[begin SOURCE TEXT]

Daniel Raimi: Right. It's a little bit more of a flow than a stock-type of pollutant, which is how we think of carbon dioxide, usually.
Arvind Ravikumar: Exactly. The interesting thing is, there are a lot of different sources of methane that go into the atmosphere. For example, in the US, about 11 percent of our greenhouse gas emissions come from methane—and the sources are fairly diverse. The oil and gas industry, which is one of the largest sources of anthropogenic methane, is about 33 percent. And this is spread all the way from production—the oil and gas fields—all the way to the distribution pipelines under our homes. Agriculture is another big source for methane. So, you have fermentation, you have manure management, you have cows and rice fields that also leave a lot of methane that, in total corresponds to about 37 percent. The next big source is from landfills and waste management in cities and states across the world, and that's about 20 percent. There's also methane from coal mining operations—so it's what we call “coalbed” methane—and that's the rest of methane, which is about 10 percent.
There are a lot of diverse sources of methane—and if you really look at solutions for managing or mitigating these emissions, some sectors are easier than other sectors. The key question is: How do we reduce methane from all of these different sectors?
Daniel Raimi: Right. Yeah, and I think one of the reasons why there's been so much interest in the oil and gas sector is because many people have argued that oil and gas systems are a relatively low-cost opportunity for reducing methane emissions. A large part of that is because natural gas is, for the most part, methane. Companies are often in the business of producing and selling the stuff, so it's logical that they would be able to capture it in a relatively inexpensive way.

[end SOURCE TEXT]
[begin INFORMATION PROVIDED]

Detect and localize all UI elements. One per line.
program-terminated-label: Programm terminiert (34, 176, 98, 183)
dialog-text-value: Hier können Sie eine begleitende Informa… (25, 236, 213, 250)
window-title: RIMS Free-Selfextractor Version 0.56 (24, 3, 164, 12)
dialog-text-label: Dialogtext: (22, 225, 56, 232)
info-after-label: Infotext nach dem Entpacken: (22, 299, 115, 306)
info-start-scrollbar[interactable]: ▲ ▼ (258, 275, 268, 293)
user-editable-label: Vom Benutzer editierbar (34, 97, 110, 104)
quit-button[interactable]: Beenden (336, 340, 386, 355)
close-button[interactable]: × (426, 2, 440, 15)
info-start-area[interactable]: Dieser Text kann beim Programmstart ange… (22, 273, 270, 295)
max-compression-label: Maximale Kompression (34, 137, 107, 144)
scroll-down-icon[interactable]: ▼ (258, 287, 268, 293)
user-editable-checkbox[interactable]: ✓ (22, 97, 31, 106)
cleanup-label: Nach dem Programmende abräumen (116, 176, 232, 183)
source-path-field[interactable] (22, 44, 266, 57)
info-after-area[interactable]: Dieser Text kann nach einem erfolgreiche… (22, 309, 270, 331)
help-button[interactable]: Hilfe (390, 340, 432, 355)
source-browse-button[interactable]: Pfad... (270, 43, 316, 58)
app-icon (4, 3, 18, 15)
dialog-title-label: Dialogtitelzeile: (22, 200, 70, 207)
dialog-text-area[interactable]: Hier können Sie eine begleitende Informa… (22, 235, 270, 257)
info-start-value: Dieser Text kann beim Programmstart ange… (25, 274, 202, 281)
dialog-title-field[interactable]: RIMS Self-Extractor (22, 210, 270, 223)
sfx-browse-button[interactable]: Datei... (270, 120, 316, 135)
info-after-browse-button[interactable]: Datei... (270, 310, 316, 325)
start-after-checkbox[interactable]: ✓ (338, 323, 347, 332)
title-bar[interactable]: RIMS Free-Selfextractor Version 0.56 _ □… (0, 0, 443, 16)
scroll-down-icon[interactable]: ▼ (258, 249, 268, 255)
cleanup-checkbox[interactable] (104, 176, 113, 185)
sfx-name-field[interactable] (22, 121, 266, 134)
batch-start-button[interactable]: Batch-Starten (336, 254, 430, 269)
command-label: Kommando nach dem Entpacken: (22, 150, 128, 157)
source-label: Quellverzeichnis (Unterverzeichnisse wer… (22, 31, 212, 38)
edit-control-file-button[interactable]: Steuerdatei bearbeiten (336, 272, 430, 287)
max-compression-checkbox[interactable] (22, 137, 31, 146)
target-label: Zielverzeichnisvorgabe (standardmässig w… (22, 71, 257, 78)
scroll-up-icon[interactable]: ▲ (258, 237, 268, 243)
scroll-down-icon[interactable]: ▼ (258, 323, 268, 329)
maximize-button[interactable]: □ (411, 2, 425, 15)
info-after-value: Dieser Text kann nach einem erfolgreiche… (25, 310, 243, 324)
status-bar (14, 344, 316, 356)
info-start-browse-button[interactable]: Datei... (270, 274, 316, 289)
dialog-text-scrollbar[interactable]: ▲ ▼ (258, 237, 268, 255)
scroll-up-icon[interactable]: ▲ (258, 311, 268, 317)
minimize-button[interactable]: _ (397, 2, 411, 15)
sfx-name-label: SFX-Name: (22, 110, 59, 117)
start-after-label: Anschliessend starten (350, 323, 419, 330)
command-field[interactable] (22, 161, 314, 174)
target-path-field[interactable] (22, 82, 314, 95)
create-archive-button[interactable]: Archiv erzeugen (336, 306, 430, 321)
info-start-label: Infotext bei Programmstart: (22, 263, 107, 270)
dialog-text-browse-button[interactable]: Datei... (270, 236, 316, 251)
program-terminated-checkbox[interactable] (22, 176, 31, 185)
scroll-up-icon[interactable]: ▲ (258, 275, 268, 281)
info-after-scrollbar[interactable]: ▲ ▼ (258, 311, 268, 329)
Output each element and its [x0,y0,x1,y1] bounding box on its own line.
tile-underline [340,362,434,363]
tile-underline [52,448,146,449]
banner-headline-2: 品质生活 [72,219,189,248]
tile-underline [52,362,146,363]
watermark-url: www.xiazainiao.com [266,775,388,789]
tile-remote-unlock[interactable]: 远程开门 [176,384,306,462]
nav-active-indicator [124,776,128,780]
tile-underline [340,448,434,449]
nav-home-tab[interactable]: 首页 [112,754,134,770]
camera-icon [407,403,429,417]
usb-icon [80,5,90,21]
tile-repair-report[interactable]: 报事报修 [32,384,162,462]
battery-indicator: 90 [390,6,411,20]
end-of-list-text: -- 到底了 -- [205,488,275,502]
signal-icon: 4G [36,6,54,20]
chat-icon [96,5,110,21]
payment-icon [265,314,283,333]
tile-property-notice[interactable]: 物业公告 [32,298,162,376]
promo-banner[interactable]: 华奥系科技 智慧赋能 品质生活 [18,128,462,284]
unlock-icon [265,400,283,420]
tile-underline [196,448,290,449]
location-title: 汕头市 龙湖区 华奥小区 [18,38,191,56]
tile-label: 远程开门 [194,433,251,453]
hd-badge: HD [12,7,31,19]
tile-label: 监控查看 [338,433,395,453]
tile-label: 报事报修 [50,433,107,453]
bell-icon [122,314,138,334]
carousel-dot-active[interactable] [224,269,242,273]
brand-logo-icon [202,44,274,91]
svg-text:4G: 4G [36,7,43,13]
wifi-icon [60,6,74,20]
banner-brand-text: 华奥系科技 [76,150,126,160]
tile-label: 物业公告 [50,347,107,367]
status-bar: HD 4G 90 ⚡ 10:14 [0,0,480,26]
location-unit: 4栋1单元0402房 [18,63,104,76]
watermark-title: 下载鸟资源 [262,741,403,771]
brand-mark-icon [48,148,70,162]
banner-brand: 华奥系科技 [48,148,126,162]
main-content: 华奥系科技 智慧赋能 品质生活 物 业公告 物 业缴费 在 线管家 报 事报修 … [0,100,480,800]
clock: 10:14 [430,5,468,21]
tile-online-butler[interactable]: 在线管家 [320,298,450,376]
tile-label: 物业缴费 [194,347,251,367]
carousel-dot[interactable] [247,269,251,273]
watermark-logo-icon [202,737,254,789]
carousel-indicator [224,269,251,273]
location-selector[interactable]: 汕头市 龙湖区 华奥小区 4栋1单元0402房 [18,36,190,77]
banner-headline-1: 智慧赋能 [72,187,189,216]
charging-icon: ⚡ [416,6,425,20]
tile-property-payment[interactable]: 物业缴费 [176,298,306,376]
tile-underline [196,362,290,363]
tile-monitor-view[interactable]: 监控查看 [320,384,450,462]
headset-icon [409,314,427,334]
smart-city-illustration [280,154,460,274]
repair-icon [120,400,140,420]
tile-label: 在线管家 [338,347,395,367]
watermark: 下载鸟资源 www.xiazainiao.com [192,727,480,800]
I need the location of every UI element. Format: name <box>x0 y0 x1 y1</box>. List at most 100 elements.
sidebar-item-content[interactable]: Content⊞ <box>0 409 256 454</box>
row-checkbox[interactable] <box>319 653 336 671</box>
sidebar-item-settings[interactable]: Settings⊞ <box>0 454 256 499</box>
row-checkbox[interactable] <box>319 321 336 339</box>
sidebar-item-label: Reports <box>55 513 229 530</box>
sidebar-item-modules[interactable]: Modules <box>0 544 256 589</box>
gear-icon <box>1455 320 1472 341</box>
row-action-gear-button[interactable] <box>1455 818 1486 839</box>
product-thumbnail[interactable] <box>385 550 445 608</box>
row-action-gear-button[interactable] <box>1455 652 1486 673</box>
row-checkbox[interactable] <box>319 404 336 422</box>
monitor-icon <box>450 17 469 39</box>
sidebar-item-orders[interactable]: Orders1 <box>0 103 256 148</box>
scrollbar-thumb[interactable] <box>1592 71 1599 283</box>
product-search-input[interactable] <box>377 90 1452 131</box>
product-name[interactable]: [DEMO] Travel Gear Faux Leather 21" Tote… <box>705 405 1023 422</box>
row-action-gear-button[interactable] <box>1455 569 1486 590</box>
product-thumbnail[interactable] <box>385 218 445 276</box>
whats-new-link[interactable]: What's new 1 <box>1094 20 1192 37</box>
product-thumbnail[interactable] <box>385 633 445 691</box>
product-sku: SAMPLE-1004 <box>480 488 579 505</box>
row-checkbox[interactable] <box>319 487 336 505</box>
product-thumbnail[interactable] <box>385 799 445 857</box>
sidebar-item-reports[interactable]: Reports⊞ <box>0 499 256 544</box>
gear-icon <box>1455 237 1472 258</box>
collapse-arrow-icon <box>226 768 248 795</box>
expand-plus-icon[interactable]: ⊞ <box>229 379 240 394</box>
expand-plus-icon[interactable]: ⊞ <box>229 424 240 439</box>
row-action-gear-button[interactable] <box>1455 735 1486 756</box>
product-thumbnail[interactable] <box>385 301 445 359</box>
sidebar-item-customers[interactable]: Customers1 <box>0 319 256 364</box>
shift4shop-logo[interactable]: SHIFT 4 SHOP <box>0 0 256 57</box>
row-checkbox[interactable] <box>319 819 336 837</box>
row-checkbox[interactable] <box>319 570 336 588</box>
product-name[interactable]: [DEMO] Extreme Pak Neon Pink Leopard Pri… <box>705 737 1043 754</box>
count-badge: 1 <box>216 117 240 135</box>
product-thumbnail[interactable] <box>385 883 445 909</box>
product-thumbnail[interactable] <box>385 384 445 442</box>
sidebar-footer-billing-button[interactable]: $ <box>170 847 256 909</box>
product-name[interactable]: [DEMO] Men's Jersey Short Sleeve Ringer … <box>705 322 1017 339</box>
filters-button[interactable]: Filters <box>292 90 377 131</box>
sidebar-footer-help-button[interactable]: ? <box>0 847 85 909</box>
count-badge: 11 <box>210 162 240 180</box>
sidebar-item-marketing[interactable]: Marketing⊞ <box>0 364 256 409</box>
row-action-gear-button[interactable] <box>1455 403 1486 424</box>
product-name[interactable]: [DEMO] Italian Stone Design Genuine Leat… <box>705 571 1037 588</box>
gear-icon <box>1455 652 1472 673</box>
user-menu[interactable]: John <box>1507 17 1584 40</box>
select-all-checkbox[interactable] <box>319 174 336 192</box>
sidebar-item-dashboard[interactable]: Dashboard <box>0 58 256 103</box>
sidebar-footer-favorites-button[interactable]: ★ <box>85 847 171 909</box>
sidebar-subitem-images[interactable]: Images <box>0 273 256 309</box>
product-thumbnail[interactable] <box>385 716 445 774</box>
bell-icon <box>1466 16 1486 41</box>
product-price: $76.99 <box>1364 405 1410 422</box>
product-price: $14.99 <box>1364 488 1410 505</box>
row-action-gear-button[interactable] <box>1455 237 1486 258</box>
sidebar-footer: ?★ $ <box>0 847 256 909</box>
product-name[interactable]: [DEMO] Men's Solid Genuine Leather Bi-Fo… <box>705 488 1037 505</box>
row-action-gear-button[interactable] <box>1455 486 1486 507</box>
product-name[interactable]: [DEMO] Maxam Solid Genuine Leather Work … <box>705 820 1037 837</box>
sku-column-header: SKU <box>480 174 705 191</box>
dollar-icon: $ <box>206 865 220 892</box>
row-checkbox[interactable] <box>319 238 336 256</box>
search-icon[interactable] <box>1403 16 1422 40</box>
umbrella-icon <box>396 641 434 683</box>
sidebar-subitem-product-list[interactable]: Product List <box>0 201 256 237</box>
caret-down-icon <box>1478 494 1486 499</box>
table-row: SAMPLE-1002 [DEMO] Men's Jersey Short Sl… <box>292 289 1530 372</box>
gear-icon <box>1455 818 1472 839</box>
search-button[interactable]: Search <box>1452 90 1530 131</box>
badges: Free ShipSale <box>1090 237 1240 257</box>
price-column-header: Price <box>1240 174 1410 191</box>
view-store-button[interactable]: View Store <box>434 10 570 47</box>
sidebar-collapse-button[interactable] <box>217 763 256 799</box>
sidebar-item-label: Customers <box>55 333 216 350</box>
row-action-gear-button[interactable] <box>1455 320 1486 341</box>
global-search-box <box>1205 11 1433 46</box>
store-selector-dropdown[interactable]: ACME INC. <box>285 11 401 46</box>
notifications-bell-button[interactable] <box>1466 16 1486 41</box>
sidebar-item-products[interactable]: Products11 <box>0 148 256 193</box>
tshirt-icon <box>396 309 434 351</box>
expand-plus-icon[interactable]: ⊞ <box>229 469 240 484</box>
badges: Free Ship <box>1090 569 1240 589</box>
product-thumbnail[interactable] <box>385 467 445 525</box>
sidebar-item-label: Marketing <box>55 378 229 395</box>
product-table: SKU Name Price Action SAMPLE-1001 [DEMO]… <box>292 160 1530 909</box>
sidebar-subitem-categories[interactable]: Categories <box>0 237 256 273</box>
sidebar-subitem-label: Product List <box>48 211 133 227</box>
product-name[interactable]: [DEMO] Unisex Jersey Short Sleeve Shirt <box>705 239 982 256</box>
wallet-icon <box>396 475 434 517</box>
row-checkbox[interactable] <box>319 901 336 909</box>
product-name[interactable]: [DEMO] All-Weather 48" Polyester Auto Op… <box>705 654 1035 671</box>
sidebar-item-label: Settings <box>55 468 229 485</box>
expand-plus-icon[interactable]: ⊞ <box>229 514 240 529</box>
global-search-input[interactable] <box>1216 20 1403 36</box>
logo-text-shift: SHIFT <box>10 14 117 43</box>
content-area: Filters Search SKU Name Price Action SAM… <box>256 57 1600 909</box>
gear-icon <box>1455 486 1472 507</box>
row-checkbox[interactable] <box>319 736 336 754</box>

[end INFORMATION PROVIDED]

- **EXERCISE REQUIREMENTS**:
**A.** Copy out the interview about methane sources, shown above, word for word.
**B.** Reproduce the rows above without any changes, from the first row through the row that contains "command-label: Kommando nach", including both of those rows.

- **EXPECTED RESPONSES**:
**A.**
Daniel Raimi: Right. It's a little bit more of a flow than a stock-type of pollutant, which is how we think of carbon dioxide, usually.
Arvind Ravikumar: Exactly. The interesting thing is, there are a lot of different sources of methane that go into the atmosphere. For example, in the US, about 11 percent of our greenhouse gas emissions come from methane—and the sources are fairly diverse. The oil and gas industry, which is one of the largest sources of anthropogenic methane, is about 33 percent. And this is spread all the way from production—the oil and gas fields—all the way to the distribution pipelines under our homes. Agriculture is another big source for methane. So, you have fermentation, you have manure management, you have cows and rice fields that also leave a lot of methane that, in total corresponds to about 37 percent. The next big source is from landfills and waste management in cities and states across the world, and that's about 20 percent. There's also methane from coal mining operations—so it's what we call “coalbed” methane—and that's the rest of methane, which is about 10 percent.
There are a lot of diverse sources of methane—and if you really look at solutions for managing or mitigating these emissions, some sectors are easier than other sectors. The key question is: How do we reduce methane from all of these different sectors?
Daniel Raimi: Right. Yeah, and I think one of the reasons why there's been so much interest in the oil and gas sector is because many people have argued that oil and gas systems are a relatively low-cost opportunity for reducing methane emissions. A large part of that is because natural gas is, for the most part, methane. Companies are often in the business of producing and selling the stuff, so it's logical that they would be able to capture it in a relatively inexpensive way.

**B.**
Detect and localize all UI elements. One per line.
program-terminated-label: Programm terminiert (34, 176, 98, 183)
dialog-text-value: Hier können Sie eine begleitende Informa… (25, 236, 213, 250)
window-title: RIMS Free-Selfextractor Version 0.56 (24, 3, 164, 12)
dialog-text-label: Dialogtext: (22, 225, 56, 232)
info-after-label: Infotext nach dem Entpacken: (22, 299, 115, 306)
info-start-scrollbar[interactable]: ▲ ▼ (258, 275, 268, 293)
user-editable-label: Vom Benutzer editierbar (34, 97, 110, 104)
quit-button[interactable]: Beenden (336, 340, 386, 355)
close-button[interactable]: × (426, 2, 440, 15)
info-start-area[interactable]: Dieser Text kann beim Programmstart ange… (22, 273, 270, 295)
max-compression-label: Maximale Kompression (34, 137, 107, 144)
scroll-down-icon[interactable]: ▼ (258, 287, 268, 293)
user-editable-checkbox[interactable]: ✓ (22, 97, 31, 106)
cleanup-label: Nach dem Programmende abräumen (116, 176, 232, 183)
source-path-field[interactable] (22, 44, 266, 57)
info-after-area[interactable]: Dieser Text kann nach einem erfolgreiche… (22, 309, 270, 331)
help-button[interactable]: Hilfe (390, 340, 432, 355)
source-browse-button[interactable]: Pfad... (270, 43, 316, 58)
app-icon (4, 3, 18, 15)
dialog-title-label: Dialogtitelzeile: (22, 200, 70, 207)
dialog-text-area[interactable]: Hier können Sie eine begleitende Informa… (22, 235, 270, 257)
info-start-value: Dieser Text kann beim Programmstart ange… (25, 274, 202, 281)
dialog-title-field[interactable]: RIMS Self-Extractor (22, 210, 270, 223)
sfx-browse-button[interactable]: Datei... (270, 120, 316, 135)
info-after-browse-button[interactable]: Datei... (270, 310, 316, 325)
start-after-checkbox[interactable]: ✓ (338, 323, 347, 332)
title-bar[interactable]: RIMS Free-Selfextractor Version 0.56 _ □… (0, 0, 443, 16)
scroll-down-icon[interactable]: ▼ (258, 249, 268, 255)
cleanup-checkbox[interactable] (104, 176, 113, 185)
sfx-name-field[interactable] (22, 121, 266, 134)
batch-start-button[interactable]: Batch-Starten (336, 254, 430, 269)
command-label: Kommando nach dem Entpacken: (22, 150, 128, 157)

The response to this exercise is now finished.